Information supplied:
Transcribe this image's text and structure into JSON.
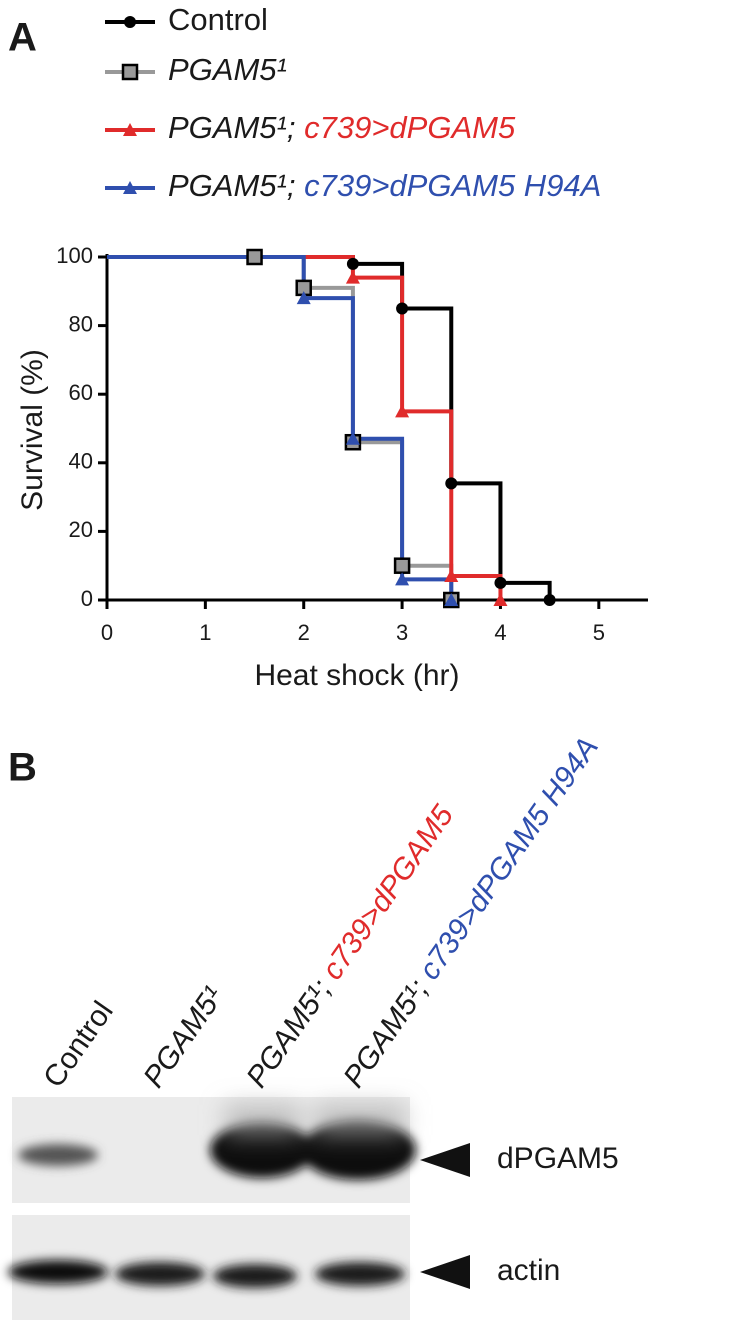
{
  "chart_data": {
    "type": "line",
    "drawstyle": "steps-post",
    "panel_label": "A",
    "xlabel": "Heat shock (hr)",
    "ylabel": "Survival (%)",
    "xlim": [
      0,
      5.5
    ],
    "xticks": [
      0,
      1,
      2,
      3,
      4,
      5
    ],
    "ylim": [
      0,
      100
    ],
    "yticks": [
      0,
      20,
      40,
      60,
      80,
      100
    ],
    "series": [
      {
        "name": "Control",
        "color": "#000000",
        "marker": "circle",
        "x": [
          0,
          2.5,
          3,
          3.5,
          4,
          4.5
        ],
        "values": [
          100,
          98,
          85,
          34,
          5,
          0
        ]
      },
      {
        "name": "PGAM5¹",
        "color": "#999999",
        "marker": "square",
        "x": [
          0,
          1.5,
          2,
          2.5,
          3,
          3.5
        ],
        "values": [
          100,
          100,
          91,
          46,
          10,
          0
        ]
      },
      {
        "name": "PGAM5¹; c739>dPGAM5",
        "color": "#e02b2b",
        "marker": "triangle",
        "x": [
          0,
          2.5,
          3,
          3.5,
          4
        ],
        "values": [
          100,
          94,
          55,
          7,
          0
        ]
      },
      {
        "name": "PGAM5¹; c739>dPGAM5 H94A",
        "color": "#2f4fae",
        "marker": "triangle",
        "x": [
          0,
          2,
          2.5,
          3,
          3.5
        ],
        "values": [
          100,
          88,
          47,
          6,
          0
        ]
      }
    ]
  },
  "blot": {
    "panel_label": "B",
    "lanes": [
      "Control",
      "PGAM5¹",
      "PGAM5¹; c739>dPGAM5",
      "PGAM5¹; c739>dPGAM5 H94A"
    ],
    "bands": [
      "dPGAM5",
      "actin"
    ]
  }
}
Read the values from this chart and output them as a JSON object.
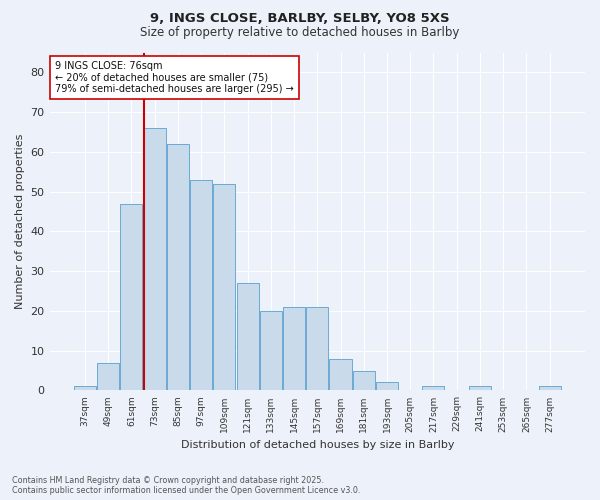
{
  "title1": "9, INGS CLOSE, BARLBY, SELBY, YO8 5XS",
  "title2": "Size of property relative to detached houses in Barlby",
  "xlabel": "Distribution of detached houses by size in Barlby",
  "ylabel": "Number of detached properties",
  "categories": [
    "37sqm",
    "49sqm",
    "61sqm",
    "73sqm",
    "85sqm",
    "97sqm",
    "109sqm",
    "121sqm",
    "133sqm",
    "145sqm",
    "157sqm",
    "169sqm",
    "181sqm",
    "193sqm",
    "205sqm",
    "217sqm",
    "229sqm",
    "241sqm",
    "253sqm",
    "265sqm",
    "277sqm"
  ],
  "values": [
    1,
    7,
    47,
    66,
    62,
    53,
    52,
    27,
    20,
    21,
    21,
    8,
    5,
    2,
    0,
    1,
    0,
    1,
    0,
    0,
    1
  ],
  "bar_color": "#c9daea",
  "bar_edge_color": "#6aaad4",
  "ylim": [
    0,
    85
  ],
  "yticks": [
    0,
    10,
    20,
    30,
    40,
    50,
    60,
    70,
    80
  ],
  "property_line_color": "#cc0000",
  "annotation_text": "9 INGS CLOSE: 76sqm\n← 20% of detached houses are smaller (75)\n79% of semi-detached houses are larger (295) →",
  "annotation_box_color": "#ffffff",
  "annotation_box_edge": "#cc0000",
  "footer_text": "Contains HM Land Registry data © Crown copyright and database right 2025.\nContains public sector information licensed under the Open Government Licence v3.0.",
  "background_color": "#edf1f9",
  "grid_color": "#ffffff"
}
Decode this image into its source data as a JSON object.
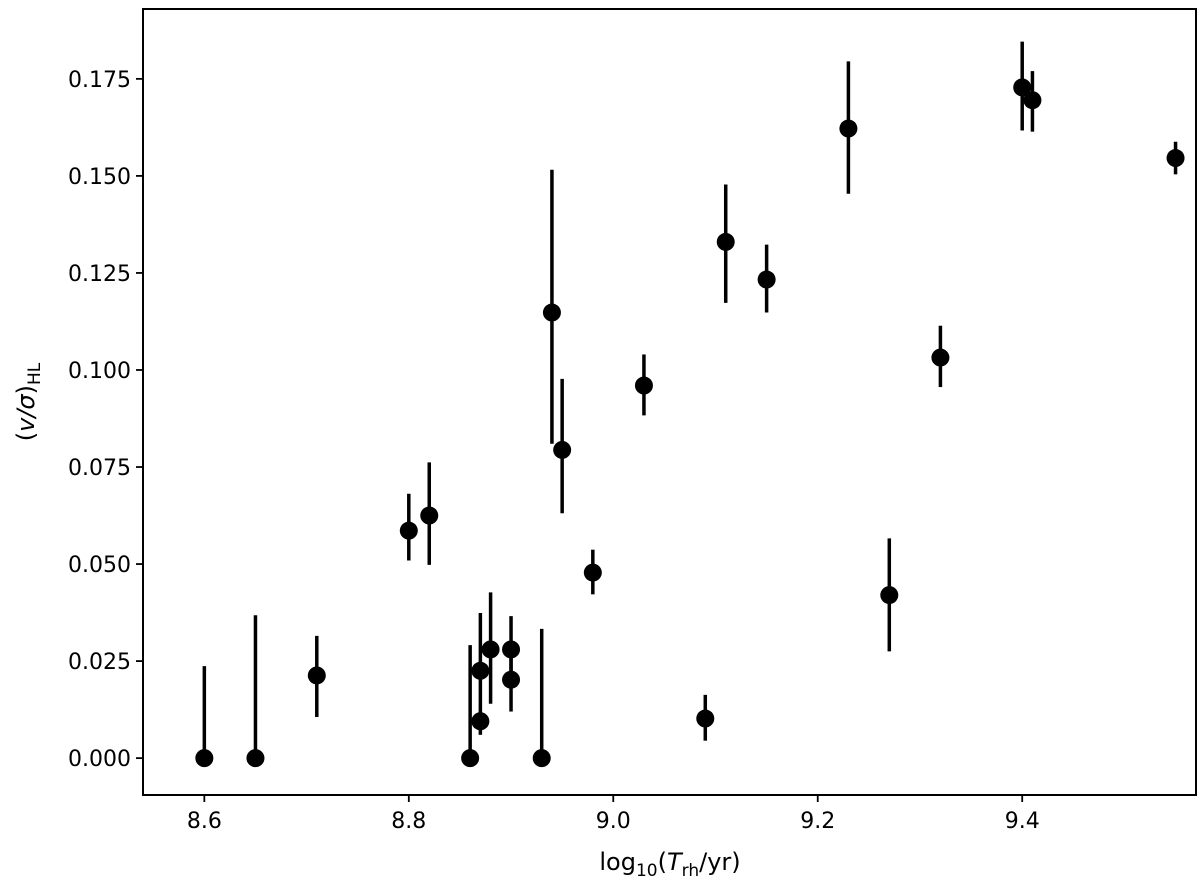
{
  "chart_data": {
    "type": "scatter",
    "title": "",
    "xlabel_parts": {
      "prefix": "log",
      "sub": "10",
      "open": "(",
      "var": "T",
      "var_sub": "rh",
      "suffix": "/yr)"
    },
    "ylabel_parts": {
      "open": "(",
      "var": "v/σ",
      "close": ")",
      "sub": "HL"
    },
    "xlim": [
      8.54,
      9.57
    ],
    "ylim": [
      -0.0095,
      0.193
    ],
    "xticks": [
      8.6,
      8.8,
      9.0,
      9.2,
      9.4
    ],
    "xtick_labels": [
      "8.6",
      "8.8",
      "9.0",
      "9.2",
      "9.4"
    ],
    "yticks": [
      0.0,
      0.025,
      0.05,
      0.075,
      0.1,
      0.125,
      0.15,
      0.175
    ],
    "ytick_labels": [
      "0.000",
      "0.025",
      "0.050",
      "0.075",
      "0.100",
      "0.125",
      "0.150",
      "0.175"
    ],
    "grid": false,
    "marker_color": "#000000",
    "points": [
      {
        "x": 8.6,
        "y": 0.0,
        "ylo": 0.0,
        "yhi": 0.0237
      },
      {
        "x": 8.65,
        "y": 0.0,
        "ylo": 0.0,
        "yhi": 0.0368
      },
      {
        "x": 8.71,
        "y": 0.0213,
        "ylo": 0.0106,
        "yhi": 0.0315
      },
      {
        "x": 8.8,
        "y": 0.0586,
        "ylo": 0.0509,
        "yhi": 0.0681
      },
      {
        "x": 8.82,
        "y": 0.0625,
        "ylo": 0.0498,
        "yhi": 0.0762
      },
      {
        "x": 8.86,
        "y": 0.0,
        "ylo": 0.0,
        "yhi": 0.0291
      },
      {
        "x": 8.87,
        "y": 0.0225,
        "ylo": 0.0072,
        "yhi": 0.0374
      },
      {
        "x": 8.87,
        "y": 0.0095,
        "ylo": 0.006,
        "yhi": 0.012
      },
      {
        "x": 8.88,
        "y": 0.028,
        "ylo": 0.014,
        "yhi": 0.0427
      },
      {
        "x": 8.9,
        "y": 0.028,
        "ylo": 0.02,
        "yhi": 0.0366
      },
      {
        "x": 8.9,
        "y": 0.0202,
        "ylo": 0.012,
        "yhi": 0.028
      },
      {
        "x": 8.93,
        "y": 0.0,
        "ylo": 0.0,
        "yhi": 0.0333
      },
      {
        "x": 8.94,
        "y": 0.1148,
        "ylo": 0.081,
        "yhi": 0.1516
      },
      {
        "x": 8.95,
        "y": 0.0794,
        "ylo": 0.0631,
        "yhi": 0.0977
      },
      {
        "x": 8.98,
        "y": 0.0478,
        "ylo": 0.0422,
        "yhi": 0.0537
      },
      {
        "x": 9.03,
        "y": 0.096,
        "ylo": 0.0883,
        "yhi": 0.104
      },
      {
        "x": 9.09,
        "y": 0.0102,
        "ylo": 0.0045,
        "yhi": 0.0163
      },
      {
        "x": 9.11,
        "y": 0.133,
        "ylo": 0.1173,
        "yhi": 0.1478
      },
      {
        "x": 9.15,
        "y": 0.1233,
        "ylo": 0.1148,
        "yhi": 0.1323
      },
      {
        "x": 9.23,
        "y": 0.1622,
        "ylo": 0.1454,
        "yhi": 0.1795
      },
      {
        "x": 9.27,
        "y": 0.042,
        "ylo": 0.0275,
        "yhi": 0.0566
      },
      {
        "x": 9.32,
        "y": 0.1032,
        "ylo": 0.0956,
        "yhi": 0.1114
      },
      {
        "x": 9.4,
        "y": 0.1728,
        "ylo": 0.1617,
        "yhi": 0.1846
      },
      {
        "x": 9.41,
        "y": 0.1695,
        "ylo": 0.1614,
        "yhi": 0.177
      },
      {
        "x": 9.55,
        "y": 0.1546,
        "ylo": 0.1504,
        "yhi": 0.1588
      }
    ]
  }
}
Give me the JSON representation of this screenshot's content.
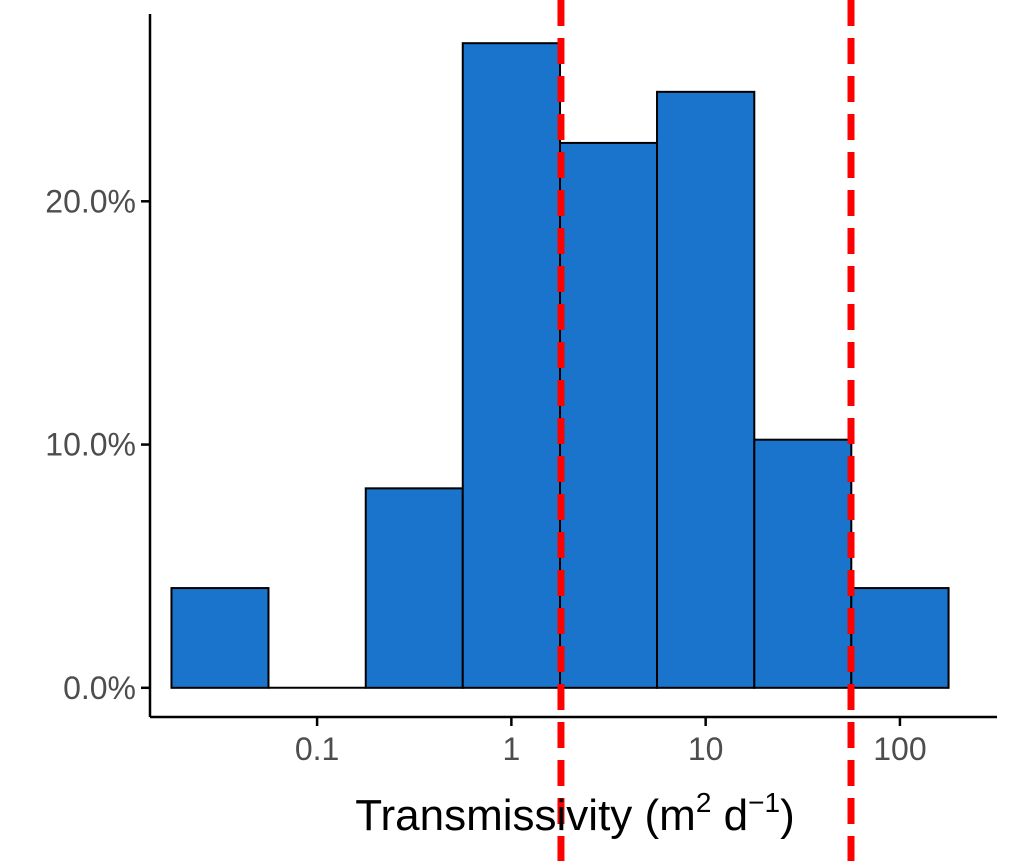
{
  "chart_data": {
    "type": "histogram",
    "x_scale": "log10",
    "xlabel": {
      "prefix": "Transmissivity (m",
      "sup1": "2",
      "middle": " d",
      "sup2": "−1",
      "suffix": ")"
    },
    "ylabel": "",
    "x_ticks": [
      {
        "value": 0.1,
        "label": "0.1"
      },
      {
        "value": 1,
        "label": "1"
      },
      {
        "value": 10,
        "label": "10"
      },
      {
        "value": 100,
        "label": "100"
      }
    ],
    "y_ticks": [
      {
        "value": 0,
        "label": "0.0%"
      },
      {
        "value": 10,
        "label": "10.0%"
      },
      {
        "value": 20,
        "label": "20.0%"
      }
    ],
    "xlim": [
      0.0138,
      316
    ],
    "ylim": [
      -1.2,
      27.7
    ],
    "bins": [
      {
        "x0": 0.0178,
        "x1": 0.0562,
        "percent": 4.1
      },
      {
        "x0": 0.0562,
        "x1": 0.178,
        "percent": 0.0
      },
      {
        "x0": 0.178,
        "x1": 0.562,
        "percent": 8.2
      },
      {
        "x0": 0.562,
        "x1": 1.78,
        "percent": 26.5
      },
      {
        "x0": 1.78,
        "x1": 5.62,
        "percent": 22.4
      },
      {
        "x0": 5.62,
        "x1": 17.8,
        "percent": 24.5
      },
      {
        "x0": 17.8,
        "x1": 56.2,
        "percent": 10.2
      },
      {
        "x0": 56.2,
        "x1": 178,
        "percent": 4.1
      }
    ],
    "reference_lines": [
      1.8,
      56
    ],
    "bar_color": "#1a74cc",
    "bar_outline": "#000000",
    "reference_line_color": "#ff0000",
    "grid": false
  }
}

Required task:
Copy out every line from the records that has the word "JSON".

Completed exercise:
Transcribe this image's text and structure into JSON.
Read the values from this chart and output them as a JSON object.
Decode this image into its source data as a JSON object.
Give me the JSON representation of this screenshot's content.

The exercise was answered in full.